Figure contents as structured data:
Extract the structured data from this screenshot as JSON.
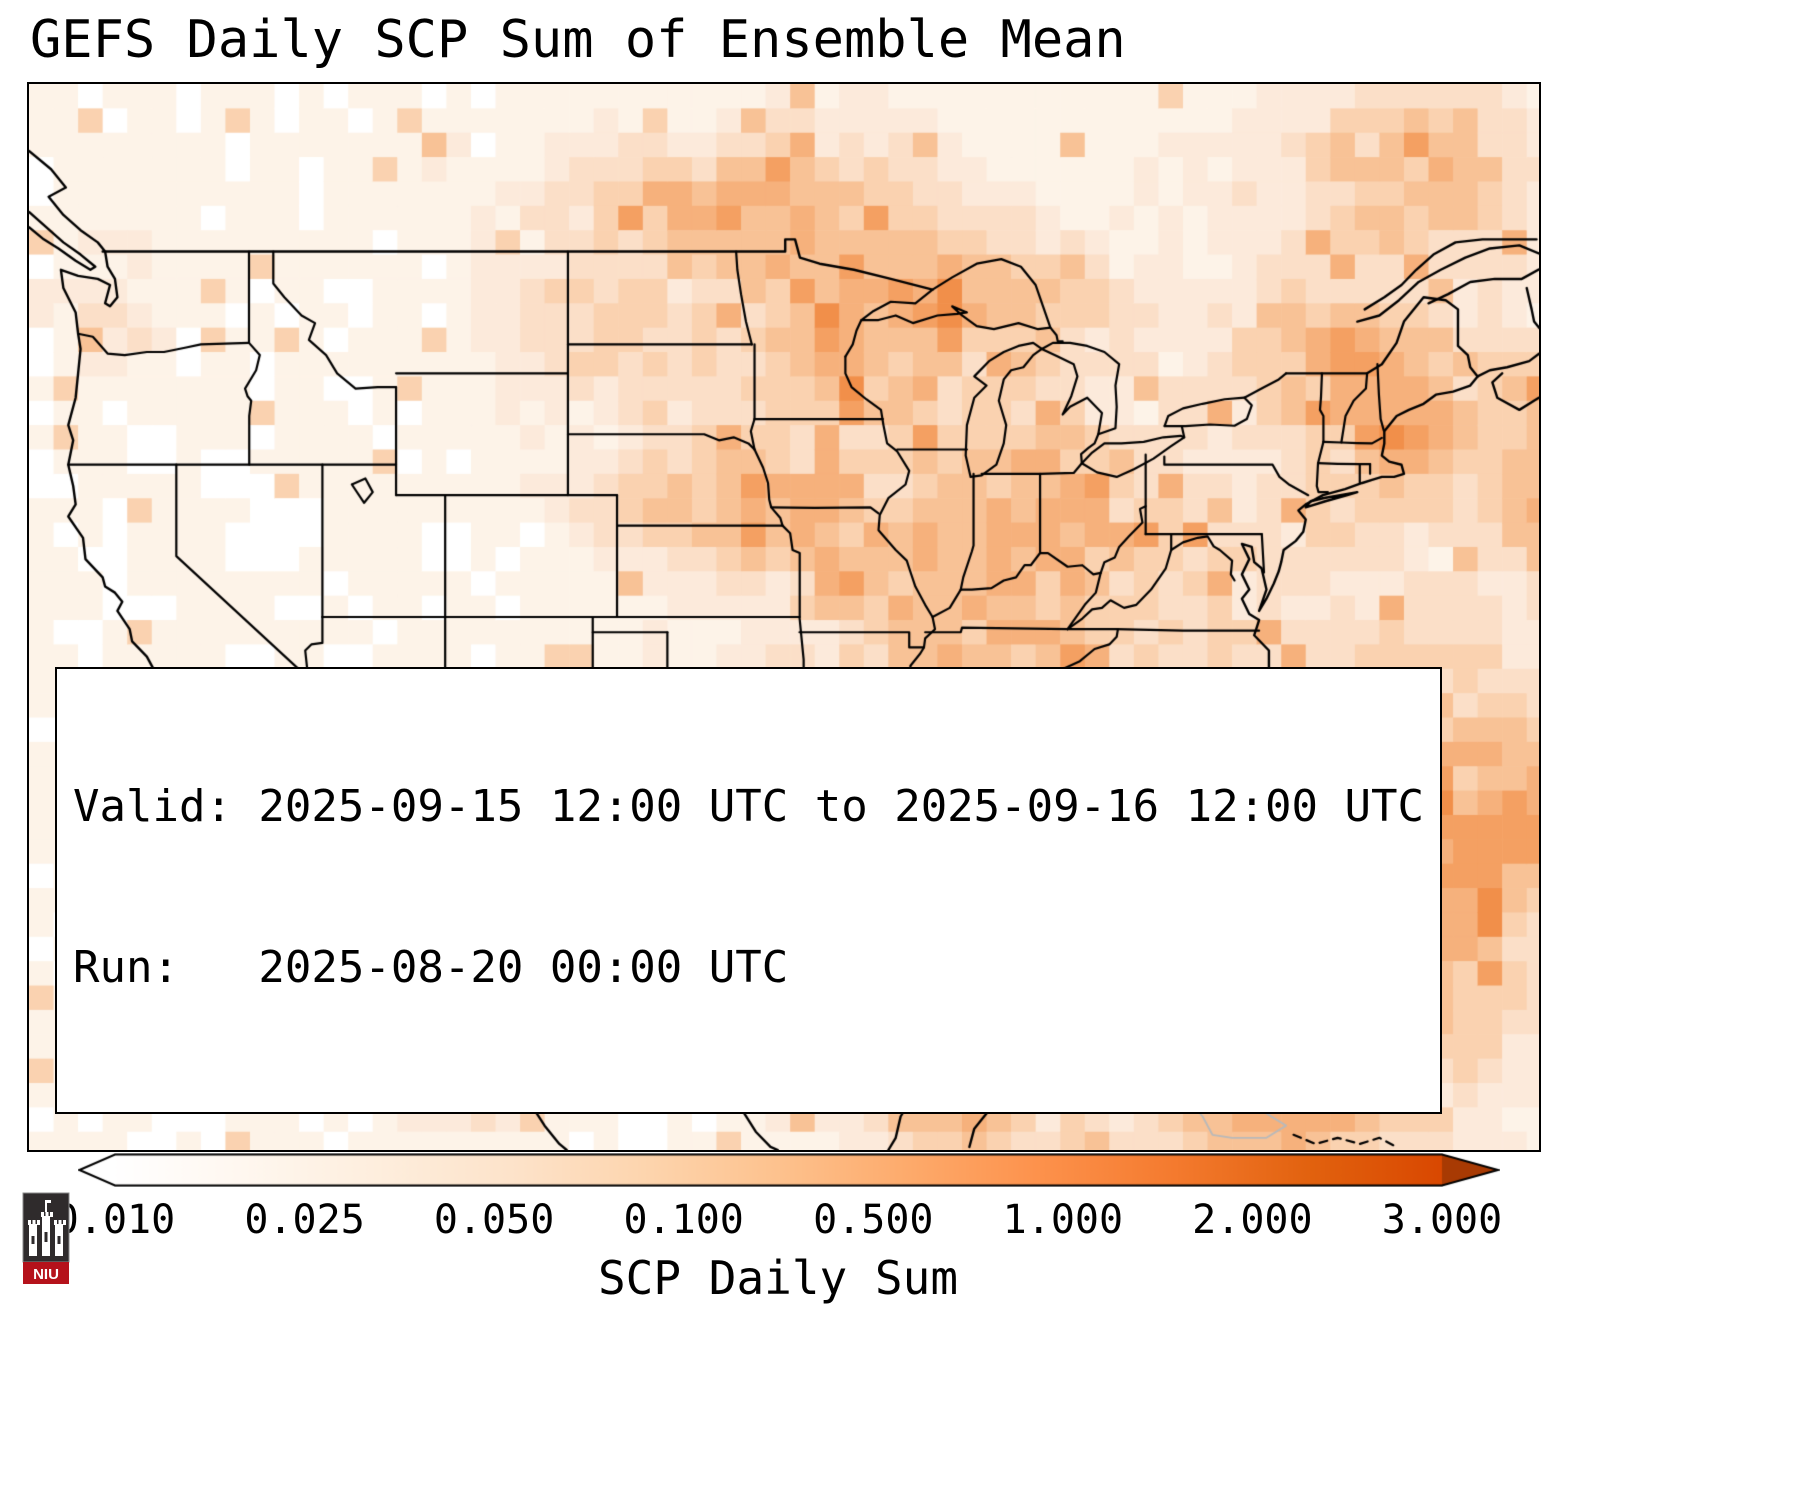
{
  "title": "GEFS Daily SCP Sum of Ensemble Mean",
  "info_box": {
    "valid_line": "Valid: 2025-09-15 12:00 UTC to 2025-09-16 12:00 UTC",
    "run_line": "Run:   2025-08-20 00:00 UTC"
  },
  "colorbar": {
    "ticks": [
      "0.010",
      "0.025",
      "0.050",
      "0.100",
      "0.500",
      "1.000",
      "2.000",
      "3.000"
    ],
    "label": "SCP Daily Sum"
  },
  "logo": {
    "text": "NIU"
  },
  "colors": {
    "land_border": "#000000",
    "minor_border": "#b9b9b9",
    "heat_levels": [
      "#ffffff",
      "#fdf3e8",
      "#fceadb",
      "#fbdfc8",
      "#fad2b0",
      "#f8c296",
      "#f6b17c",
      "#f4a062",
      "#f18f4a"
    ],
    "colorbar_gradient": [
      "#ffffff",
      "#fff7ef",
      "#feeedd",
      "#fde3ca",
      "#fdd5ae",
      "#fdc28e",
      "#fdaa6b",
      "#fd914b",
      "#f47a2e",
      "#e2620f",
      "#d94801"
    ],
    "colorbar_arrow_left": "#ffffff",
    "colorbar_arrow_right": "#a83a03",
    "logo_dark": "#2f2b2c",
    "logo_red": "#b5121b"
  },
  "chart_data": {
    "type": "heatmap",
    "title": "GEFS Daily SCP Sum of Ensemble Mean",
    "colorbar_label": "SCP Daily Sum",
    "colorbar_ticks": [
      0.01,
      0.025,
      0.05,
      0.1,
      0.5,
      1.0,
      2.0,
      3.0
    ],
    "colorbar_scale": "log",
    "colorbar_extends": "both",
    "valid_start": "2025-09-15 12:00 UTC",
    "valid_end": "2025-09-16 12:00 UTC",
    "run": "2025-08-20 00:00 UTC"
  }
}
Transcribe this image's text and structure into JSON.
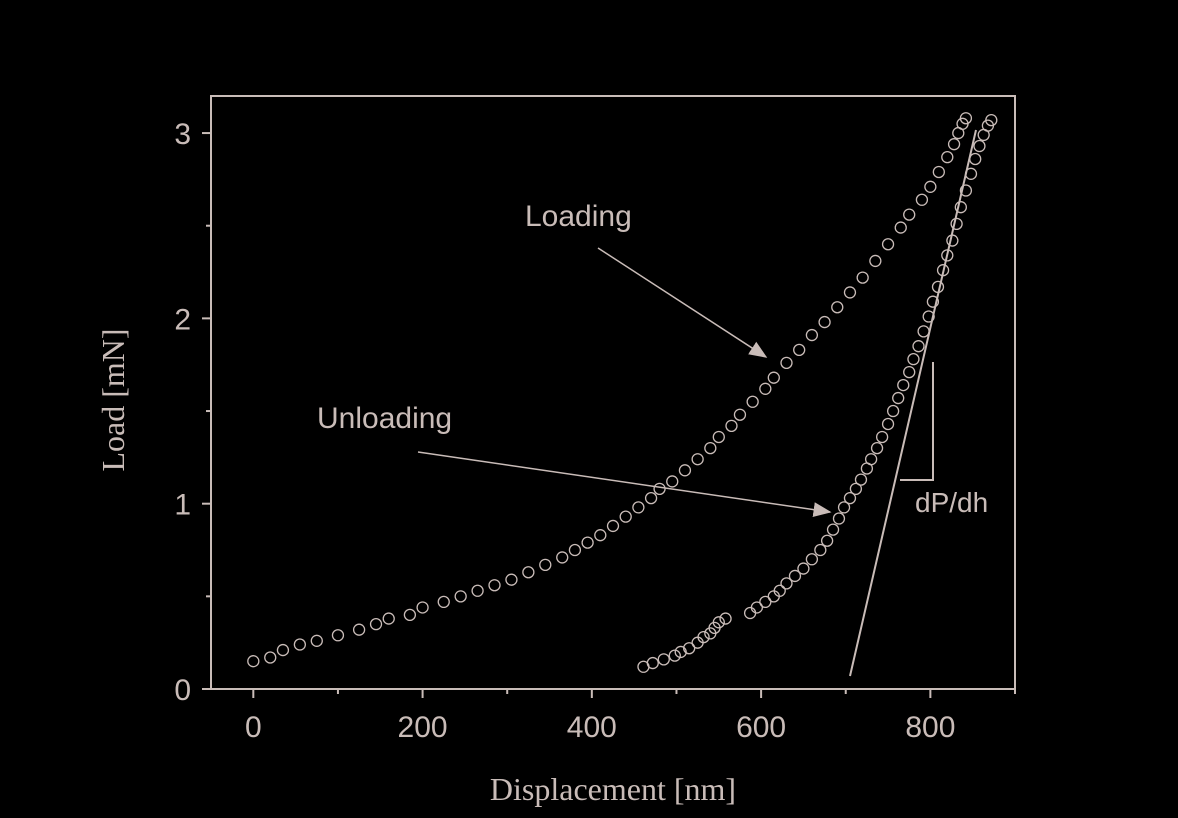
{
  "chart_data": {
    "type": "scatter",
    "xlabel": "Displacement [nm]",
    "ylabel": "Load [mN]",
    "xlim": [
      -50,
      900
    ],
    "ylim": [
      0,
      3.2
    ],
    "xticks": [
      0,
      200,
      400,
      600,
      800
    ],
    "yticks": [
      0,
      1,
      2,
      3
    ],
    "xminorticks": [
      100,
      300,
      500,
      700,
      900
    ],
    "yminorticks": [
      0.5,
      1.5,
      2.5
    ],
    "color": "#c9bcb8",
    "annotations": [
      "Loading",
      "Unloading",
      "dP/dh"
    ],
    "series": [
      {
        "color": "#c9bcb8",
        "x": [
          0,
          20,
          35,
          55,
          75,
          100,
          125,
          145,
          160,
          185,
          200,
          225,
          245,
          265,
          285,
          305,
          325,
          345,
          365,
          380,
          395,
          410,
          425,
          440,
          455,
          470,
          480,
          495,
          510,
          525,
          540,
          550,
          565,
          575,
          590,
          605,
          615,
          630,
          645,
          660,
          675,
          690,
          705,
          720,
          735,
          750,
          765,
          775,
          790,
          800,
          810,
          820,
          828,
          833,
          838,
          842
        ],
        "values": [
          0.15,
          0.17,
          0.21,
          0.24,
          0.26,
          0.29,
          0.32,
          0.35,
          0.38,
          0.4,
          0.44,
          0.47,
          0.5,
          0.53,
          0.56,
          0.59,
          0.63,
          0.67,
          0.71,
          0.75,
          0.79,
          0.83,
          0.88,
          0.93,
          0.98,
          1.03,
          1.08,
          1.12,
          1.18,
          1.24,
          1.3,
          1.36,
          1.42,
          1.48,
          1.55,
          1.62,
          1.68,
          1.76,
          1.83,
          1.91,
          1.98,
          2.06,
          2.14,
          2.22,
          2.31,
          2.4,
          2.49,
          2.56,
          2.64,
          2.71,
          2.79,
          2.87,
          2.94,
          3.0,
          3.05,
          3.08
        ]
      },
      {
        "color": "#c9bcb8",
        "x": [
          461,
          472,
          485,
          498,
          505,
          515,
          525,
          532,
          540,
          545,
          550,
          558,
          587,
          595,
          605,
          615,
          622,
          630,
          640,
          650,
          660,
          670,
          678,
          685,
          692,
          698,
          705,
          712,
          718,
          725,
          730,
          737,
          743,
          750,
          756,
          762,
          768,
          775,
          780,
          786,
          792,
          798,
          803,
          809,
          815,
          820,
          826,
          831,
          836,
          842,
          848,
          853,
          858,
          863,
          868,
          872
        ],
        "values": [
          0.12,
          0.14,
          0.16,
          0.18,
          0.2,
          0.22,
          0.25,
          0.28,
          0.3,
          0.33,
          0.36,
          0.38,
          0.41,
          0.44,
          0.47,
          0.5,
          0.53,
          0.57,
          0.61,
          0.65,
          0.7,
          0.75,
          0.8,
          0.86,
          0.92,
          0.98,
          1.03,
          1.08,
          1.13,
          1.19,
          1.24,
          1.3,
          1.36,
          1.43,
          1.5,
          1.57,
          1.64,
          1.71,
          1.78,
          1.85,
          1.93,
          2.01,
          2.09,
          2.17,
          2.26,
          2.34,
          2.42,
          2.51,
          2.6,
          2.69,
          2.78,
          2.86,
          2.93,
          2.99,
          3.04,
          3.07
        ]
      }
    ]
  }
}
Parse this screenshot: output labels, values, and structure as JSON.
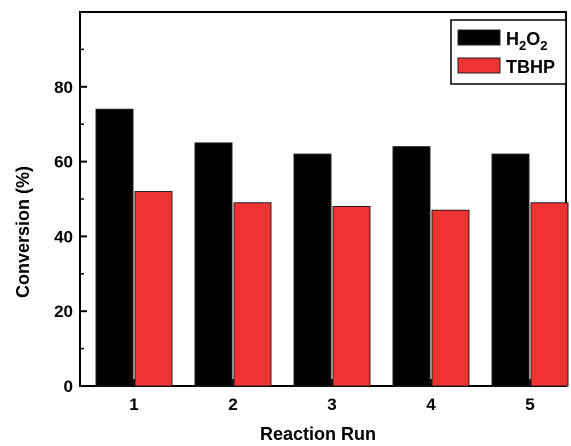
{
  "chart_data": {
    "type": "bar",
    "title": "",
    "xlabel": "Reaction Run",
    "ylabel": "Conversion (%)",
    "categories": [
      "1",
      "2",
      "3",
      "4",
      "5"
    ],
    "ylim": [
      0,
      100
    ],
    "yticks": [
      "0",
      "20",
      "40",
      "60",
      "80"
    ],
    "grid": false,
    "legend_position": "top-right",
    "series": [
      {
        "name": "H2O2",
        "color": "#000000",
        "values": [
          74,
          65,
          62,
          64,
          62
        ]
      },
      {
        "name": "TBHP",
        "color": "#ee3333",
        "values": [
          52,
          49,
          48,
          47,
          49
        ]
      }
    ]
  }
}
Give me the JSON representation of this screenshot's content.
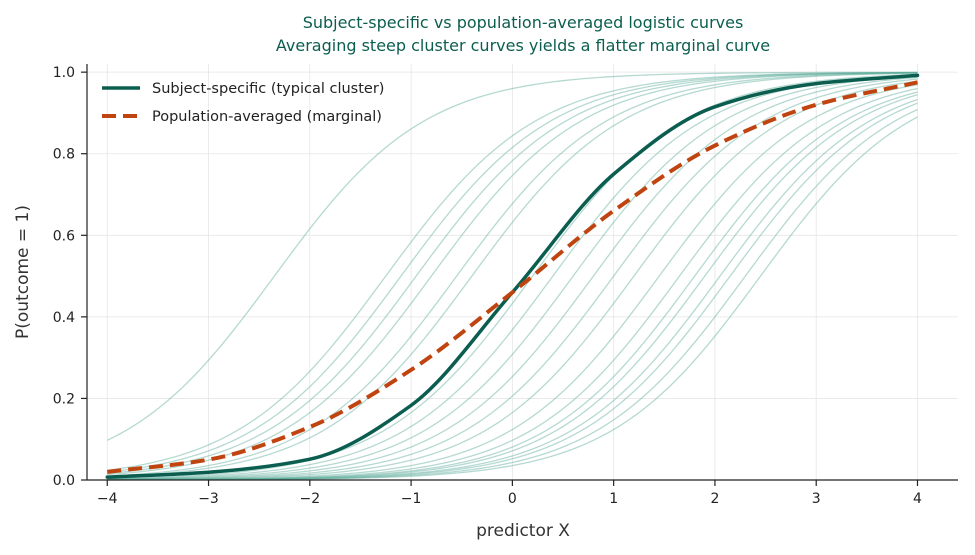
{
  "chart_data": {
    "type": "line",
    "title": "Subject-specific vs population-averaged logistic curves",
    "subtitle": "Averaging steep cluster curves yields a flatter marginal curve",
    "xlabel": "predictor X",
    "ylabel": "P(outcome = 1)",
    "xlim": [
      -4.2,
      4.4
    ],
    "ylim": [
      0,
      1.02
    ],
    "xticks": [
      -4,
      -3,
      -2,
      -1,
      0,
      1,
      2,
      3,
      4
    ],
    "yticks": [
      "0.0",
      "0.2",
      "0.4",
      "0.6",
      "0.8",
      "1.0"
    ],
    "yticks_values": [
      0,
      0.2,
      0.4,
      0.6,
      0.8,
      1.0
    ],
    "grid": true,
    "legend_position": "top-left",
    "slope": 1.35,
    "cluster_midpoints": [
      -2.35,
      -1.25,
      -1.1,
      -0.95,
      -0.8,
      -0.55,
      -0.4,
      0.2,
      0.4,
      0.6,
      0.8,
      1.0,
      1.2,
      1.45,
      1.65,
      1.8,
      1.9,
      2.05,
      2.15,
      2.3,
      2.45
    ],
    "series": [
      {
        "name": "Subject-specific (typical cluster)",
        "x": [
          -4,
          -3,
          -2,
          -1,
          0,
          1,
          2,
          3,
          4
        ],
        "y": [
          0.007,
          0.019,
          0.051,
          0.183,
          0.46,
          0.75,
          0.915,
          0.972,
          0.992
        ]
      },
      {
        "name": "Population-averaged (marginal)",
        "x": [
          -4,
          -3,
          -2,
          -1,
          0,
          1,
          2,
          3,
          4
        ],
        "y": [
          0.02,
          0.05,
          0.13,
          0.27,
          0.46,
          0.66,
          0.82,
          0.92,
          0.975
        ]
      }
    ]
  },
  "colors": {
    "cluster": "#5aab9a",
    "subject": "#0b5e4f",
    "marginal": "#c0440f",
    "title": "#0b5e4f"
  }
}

-- Work to complete --
How many of the lines above contain the string "specific"? Give the number only.

-- Answer for this exercise --
2